• [Exercise goal]:
What is needed here is an exact copy of every entry.

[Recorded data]
##########
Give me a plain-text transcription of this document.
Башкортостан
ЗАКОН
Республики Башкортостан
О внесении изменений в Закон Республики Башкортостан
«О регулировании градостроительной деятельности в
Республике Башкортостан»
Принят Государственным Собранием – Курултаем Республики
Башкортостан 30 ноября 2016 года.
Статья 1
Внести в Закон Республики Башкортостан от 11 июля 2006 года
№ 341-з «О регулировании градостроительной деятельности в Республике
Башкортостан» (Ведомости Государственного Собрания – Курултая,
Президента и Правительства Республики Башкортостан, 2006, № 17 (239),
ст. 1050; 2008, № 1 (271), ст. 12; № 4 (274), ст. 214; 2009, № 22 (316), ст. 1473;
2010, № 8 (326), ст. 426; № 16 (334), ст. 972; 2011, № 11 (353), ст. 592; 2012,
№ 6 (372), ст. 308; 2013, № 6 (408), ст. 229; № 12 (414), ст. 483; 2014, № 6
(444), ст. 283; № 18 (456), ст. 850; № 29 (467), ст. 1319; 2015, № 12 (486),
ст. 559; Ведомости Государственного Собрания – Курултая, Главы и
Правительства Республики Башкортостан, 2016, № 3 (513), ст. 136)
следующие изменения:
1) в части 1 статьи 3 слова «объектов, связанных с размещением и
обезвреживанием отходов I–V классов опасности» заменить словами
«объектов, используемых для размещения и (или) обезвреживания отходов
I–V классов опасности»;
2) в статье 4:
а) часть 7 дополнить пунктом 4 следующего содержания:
##########
• [Solution for this problem]:
Give me a plain-text transcription of this document.
Башкортостан
ЗАКОН
Республики Башкортостан
О внесении изменений в Закон Республики Башкортостан
«О регулировании градостроительной деятельности в
Республике Башкортостан»
Принят Государственным Собранием – Курултаем Республики
Башкортостан 30 ноября 2016 года.
Статья 1
Внести в Закон Республики Башкортостан от 11 июля 2006 года
№ 341-з «О регулировании градостроительной деятельности в Республике
Башкортостан» (Ведомости Государственного Собрания – Курултая,
Президента и Правительства Республики Башкортостан, 2006, № 17 (239),
ст. 1050; 2008, № 1 (271), ст. 12; № 4 (274), ст. 214; 2009, № 22 (316), ст. 1473;
2010, № 8 (326), ст. 426; № 16 (334), ст. 972; 2011, № 11 (353), ст. 592; 2012,
№ 6 (372), ст. 308; 2013, № 6 (408), ст. 229; № 12 (414), ст. 483; 2014, № 6
(444), ст. 283; № 18 (456), ст. 850; № 29 (467), ст. 1319; 2015, № 12 (486),
ст. 559; Ведомости Государственного Собрания – Курултая, Главы и
Правительства Республики Башкортостан, 2016, № 3 (513), ст. 136)
следующие изменения:
1) в части 1 статьи 3 слова «объектов, связанных с размещением и
обезвреживанием отходов I–V классов опасности» заменить словами
«объектов, используемых для размещения и (или) обезвреживания отходов
I–V классов опасности»;
2) в статье 4:
а) часть 7 дополнить пунктом 4 следующего содержания:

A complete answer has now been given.